Collected data entries
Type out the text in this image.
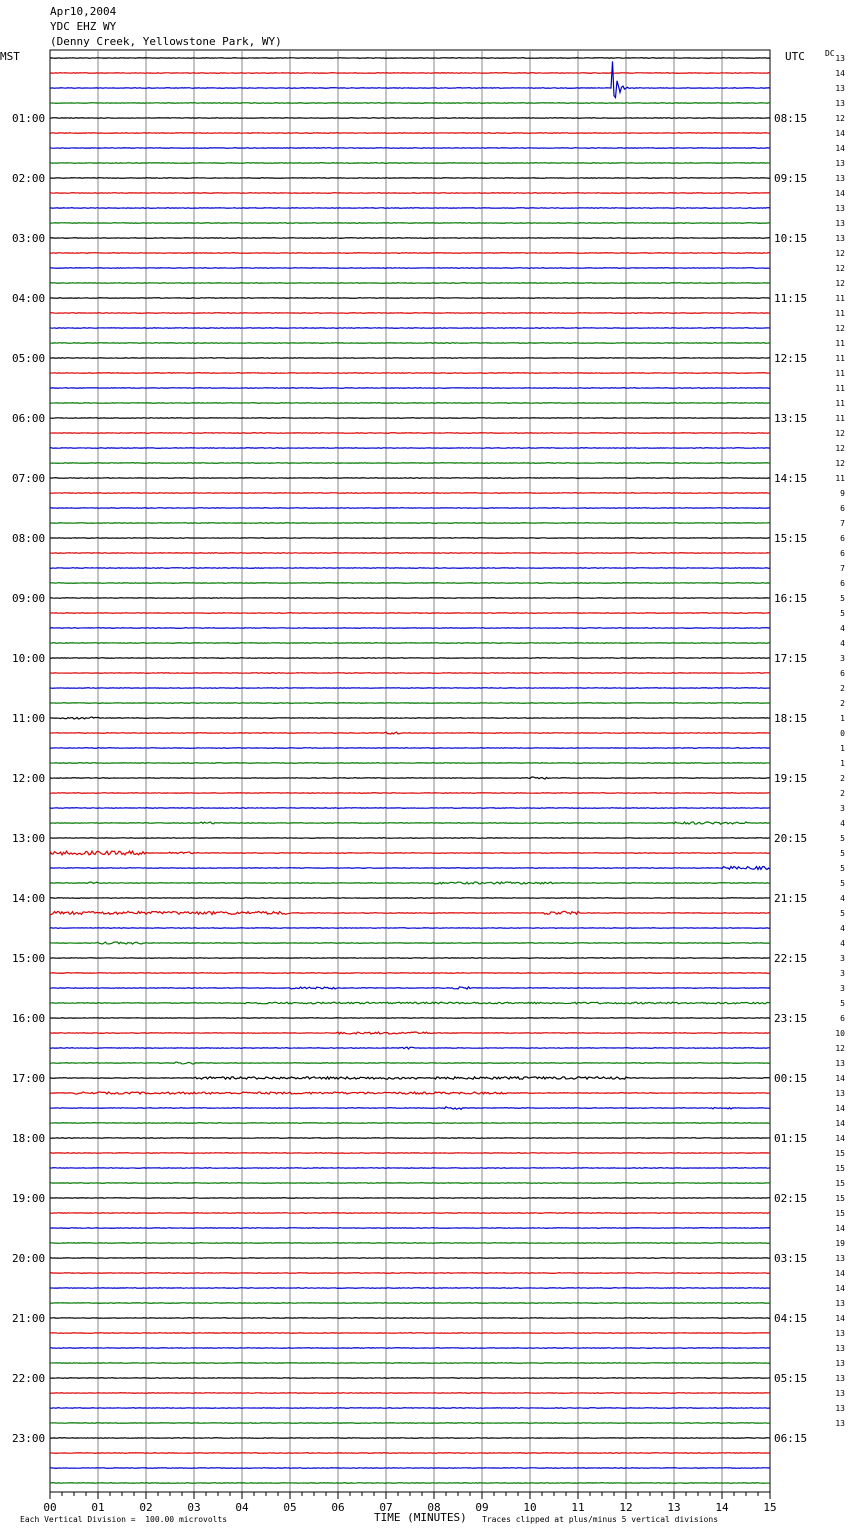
Apr10,2004
YDC EHZ WY
(Denny Creek, Yellowstone Park, WY)
13
14
13
13
12
14
14
13
13
14
13
13
13
12
12
12
11
11
12
11
11
11
11
11
11
12
12
12
11
9
6
7
6
6
7
6
5
5
4
4
3
6
2
2
1
0
1
1
2
2
3
4
5
5
5
5
4
5
4
4
3
3
3
5
6
10
12
13
14
13
14
14
14
15
15
15
15
15
14
19
13
14
14
13
14
13
13
13
13
13
13
13
MST	UTC	DC
01:00
02:00
03:00
04:00
05:00
06:00
07:00
08:00
09:00
10:00
11:00
12:00
13:00
14:00
15:00
16:00
17:00
18:00
19:00
20:00
21:00
22:00
23:00
08:15
09:15
10:15
11:15
12:15
13:15
14:15
15:15
16:15
17:15
18:15
19:15
20:15
21:15
22:15
23:15
00:15
01:15
02:15
03:15
04:15
05:15
06:15
00	01	02	03	04	05	06	07	08	09	10	11	12	13	14	15
Each Vertical Division =  100.00 microvolts	TIME (MINUTES) Traces clipped at plus/minus 5 vertical divisions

Goal
Every line of text is to be repeated exactly; pictures are left out.

Answer in full
Type out the text in this image.
Apr10,2004
YDC EHZ WY
(Denny Creek, Yellowstone Park, WY)
13
14
13
13
12
14
14
13
13
14
13
13
13
12
12
12
11
11
12
11
11
11
11
11
11
12
12
12
11
9
6
7
6
6
7
6
5
5
4
4
3
6
2
2
1
0
1
1
2
2
3
4
5
5
5
5
4
5
4
4
3
3
3
5
6
10
12
13
14
13
14
14
14
15
15
15
15
15
14
19
13
14
14
13
14
13
13
13
13
13
13
13
MST	UTC	DC
01:00
02:00
03:00
04:00
05:00
06:00
07:00
08:00
09:00
10:00
11:00
12:00
13:00
14:00
15:00
16:00
17:00
18:00
19:00
20:00
21:00
22:00
23:00
08:15
09:15
10:15
11:15
12:15
13:15
14:15
15:15
16:15
17:15
18:15
19:15
20:15
21:15
22:15
23:15
00:15
01:15
02:15
03:15
04:15
05:15
06:15
00	01	02	03	04	05	06	07	08	09	10	11	12	13	14	15
Each Vertical Division =  100.00 microvolts	TIME (MINUTES) Traces clipped at plus/minus 5 vertical divisions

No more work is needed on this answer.